(Dataset listings of figures)
======

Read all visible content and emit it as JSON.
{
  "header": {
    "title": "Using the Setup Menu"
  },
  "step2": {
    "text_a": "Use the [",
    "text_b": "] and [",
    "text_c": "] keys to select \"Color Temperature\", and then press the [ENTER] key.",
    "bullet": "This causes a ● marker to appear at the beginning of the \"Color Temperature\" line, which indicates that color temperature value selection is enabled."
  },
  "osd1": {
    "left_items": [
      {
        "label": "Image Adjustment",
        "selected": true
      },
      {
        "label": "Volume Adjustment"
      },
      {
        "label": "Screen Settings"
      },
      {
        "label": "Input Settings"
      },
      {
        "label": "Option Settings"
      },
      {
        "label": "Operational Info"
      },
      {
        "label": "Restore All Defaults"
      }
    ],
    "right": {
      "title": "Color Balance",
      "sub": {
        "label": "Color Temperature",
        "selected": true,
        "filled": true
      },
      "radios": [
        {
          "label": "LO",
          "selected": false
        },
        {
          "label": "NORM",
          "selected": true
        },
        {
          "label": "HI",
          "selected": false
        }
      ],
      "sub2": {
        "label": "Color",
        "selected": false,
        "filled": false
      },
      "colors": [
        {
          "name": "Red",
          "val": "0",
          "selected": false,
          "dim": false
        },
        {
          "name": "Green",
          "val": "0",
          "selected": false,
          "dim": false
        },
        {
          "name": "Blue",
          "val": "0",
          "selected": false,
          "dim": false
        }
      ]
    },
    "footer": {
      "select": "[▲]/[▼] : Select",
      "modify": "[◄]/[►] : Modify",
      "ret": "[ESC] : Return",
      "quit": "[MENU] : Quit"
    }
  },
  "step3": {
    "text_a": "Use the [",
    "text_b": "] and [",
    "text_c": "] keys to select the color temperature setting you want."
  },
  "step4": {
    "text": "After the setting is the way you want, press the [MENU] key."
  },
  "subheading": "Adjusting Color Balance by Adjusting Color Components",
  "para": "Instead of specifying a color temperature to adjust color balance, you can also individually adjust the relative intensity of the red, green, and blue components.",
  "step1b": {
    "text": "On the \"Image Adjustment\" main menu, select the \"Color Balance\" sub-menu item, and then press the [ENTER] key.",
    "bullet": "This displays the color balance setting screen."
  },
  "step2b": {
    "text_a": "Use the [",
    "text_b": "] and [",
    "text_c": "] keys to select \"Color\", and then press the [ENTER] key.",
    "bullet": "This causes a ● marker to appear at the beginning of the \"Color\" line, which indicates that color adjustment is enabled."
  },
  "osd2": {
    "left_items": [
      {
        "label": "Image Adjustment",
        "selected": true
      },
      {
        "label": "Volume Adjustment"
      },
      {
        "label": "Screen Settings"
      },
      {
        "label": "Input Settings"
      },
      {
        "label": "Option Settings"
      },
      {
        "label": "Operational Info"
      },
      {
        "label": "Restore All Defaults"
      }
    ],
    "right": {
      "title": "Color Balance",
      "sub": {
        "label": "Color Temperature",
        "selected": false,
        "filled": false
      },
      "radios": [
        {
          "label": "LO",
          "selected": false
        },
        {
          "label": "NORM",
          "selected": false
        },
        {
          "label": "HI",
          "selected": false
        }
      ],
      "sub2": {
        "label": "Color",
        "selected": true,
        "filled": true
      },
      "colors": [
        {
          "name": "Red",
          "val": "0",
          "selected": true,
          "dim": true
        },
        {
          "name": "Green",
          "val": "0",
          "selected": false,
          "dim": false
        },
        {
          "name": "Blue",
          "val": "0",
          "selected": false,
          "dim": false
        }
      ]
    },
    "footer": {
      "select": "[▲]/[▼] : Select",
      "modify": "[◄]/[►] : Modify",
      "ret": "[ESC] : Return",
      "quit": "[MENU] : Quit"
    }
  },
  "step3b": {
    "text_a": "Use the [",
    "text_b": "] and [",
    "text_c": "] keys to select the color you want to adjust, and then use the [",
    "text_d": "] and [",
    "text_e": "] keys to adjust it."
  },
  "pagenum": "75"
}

======

-- DIRECTIONS FOR THIS TASK --
From the records above, extract every line exactly as it stands.

-- ANSWER FOR THE TASK --
Read all visible content and emit it as JSON.
{
  "header": {
    "title": "Using the Setup Menu"
  },
  "step2": {
    "text_a": "Use the [",
    "text_b": "] and [",
    "text_c": "] keys to select \"Color Temperature\", and then press the [ENTER] key.",
    "bullet": "This causes a ● marker to appear at the beginning of the \"Color Temperature\" line, which indicates that color temperature value selection is enabled."
  },
  "osd1": {
    "left_items": [
      {
        "label": "Image Adjustment",
        "selected": true
      },
      {
        "label": "Volume Adjustment"
      },
      {
        "label": "Screen Settings"
      },
      {
        "label": "Input Settings"
      },
      {
        "label": "Option Settings"
      },
      {
        "label": "Operational Info"
      },
      {
        "label": "Restore All Defaults"
      }
    ],
    "right": {
      "title": "Color Balance",
      "sub": {
        "label": "Color Temperature",
        "selected": true,
        "filled": true
      },
      "radios": [
        {
          "label": "LO",
          "selected": false
        },
        {
          "label": "NORM",
          "selected": true
        },
        {
          "label": "HI",
          "selected": false
        }
      ],
      "sub2": {
        "label": "Color",
        "selected": false,
        "filled": false
      },
      "colors": [
        {
          "name": "Red",
          "val": "0",
          "selected": false,
          "dim": false
        },
        {
          "name": "Green",
          "val": "0",
          "selected": false,
          "dim": false
        },
        {
          "name": "Blue",
          "val": "0",
          "selected": false,
          "dim": false
        }
      ]
    },
    "footer": {
      "select": "[▲]/[▼] : Select",
      "modify": "[◄]/[►] : Modify",
      "ret": "[ESC] : Return",
      "quit": "[MENU] : Quit"
    }
  },
  "step3": {
    "text_a": "Use the [",
    "text_b": "] and [",
    "text_c": "] keys to select the color temperature setting you want."
  },
  "step4": {
    "text": "After the setting is the way you want, press the [MENU] key."
  },
  "subheading": "Adjusting Color Balance by Adjusting Color Components",
  "para": "Instead of specifying a color temperature to adjust color balance, you can also individually adjust the relative intensity of the red, green, and blue components.",
  "step1b": {
    "text": "On the \"Image Adjustment\" main menu, select the \"Color Balance\" sub-menu item, and then press the [ENTER] key.",
    "bullet": "This displays the color balance setting screen."
  },
  "step2b": {
    "text_a": "Use the [",
    "text_b": "] and [",
    "text_c": "] keys to select \"Color\", and then press the [ENTER] key.",
    "bullet": "This causes a ● marker to appear at the beginning of the \"Color\" line, which indicates that color adjustment is enabled."
  },
  "osd2": {
    "left_items": [
      {
        "label": "Image Adjustment",
        "selected": true
      },
      {
        "label": "Volume Adjustment"
      },
      {
        "label": "Screen Settings"
      },
      {
        "label": "Input Settings"
      },
      {
        "label": "Option Settings"
      },
      {
        "label": "Operational Info"
      },
      {
        "label": "Restore All Defaults"
      }
    ],
    "right": {
      "title": "Color Balance",
      "sub": {
        "label": "Color Temperature",
        "selected": false,
        "filled": false
      },
      "radios": [
        {
          "label": "LO",
          "selected": false
        },
        {
          "label": "NORM",
          "selected": false
        },
        {
          "label": "HI",
          "selected": false
        }
      ],
      "sub2": {
        "label": "Color",
        "selected": true,
        "filled": true
      },
      "colors": [
        {
          "name": "Red",
          "val": "0",
          "selected": true,
          "dim": true
        },
        {
          "name": "Green",
          "val": "0",
          "selected": false,
          "dim": false
        },
        {
          "name": "Blue",
          "val": "0",
          "selected": false,
          "dim": false
        }
      ]
    },
    "footer": {
      "select": "[▲]/[▼] : Select",
      "modify": "[◄]/[►] : Modify",
      "ret": "[ESC] : Return",
      "quit": "[MENU] : Quit"
    }
  },
  "step3b": {
    "text_a": "Use the [",
    "text_b": "] and [",
    "text_c": "] keys to select the color you want to adjust, and then use the [",
    "text_d": "] and [",
    "text_e": "] keys to adjust it."
  },
  "pagenum": "75"
}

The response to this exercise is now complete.